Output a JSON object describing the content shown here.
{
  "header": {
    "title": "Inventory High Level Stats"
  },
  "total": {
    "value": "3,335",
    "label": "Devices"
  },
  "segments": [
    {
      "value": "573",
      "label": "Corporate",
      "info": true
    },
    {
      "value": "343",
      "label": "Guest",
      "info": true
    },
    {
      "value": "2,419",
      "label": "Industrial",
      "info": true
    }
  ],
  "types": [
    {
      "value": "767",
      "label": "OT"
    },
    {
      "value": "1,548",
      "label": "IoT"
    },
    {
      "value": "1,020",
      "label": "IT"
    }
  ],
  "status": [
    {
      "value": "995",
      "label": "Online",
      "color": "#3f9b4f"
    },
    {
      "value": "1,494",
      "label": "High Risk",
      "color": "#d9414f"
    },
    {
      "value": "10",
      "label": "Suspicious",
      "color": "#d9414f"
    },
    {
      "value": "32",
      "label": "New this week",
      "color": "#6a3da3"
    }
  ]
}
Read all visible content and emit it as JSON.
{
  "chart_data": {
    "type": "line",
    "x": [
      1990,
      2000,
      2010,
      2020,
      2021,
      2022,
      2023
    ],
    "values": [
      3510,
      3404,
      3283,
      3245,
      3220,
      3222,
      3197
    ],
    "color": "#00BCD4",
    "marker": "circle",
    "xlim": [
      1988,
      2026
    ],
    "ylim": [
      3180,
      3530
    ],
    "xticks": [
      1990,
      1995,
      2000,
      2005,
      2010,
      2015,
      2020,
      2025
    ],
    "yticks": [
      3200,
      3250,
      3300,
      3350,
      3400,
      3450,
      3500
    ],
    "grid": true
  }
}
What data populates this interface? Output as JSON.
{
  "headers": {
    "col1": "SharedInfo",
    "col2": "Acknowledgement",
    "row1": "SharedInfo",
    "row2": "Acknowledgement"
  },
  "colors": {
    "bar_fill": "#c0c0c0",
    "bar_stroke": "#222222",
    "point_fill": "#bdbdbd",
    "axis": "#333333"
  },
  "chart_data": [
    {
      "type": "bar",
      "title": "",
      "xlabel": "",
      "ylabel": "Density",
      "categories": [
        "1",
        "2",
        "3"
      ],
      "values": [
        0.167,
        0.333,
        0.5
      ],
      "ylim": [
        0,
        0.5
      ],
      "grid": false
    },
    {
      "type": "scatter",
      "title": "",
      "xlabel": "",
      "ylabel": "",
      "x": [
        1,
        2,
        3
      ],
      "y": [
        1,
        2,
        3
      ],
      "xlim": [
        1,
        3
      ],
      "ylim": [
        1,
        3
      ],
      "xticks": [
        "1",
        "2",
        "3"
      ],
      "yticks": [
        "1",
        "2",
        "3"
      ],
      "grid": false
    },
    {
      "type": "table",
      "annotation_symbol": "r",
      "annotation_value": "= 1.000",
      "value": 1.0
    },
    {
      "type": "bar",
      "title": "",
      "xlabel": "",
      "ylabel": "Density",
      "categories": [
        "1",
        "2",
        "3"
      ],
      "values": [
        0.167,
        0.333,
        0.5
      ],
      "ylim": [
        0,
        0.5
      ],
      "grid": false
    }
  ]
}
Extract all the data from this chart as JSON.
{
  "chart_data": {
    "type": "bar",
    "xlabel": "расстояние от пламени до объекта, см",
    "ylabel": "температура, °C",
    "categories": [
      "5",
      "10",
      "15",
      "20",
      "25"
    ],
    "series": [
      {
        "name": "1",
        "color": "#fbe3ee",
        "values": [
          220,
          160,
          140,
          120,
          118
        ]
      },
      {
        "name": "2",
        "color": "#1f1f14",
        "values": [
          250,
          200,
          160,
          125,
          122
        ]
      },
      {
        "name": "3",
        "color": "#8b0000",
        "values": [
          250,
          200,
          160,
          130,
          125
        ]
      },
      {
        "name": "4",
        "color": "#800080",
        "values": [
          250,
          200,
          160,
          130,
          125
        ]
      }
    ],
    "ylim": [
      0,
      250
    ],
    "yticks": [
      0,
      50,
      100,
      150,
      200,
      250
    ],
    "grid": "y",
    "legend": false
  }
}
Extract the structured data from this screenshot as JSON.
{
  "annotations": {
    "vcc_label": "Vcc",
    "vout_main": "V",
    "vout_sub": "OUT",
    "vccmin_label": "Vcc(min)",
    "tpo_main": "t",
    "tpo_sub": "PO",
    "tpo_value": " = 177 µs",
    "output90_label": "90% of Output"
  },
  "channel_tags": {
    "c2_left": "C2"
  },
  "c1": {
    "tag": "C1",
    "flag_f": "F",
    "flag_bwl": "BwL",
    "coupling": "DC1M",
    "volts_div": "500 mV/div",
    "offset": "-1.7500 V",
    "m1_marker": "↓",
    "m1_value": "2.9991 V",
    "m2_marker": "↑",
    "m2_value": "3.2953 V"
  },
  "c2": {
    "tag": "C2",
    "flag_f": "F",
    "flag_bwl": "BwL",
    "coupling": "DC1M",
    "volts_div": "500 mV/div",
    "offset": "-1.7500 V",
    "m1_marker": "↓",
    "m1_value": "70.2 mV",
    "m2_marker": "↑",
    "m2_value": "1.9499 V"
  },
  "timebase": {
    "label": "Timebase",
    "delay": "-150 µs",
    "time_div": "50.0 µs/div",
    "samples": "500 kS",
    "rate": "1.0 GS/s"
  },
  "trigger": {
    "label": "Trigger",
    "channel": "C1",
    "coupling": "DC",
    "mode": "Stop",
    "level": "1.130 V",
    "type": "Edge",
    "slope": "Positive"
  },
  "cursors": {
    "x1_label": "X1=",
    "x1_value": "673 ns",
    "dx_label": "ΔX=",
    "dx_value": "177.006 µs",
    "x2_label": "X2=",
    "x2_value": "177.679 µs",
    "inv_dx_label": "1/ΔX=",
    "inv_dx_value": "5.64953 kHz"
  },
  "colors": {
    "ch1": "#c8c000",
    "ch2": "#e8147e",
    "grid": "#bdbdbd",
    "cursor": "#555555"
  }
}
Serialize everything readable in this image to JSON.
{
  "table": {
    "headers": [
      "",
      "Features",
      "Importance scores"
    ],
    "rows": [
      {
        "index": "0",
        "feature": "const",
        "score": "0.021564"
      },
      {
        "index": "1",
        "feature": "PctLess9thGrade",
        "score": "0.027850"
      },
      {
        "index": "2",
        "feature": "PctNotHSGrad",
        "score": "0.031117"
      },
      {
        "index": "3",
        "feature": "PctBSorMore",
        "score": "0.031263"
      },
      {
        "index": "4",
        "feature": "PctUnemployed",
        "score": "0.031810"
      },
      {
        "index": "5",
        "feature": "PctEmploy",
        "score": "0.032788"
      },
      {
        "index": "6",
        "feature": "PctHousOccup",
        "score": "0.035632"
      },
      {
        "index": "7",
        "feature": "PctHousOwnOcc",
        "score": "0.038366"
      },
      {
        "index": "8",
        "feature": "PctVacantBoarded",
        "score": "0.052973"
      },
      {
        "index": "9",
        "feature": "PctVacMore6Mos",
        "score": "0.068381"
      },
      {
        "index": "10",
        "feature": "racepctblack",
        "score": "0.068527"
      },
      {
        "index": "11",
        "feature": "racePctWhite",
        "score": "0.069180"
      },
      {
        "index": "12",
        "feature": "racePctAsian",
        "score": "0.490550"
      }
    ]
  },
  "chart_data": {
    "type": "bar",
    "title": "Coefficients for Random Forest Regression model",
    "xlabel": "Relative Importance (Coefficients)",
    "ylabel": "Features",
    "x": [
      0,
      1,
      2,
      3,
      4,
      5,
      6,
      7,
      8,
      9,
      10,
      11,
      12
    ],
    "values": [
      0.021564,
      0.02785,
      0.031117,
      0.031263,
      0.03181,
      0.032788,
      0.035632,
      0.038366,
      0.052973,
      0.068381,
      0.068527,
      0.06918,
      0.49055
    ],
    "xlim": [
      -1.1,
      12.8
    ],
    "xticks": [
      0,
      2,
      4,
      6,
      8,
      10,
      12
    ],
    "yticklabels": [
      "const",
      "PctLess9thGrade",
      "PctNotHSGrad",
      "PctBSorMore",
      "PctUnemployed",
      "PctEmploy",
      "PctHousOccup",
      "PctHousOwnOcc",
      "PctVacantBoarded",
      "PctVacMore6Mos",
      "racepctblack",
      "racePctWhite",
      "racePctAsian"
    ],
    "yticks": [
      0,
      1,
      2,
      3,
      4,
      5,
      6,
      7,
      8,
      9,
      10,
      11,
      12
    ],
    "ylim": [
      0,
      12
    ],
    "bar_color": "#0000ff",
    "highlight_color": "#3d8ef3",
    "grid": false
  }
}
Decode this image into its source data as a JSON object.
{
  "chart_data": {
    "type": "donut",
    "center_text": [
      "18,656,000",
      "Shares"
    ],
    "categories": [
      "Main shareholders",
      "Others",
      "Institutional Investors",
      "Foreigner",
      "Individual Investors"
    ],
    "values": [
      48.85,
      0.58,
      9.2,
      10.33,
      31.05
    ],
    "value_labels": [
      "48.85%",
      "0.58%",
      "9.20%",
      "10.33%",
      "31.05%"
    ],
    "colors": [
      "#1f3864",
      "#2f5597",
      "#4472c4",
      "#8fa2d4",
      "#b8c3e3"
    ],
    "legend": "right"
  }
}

++++

» PROBLEM REQUIREMENTS: Across the records, how many lines contain "grid"? Only the number should be given.

» TASK OUTPUT: 7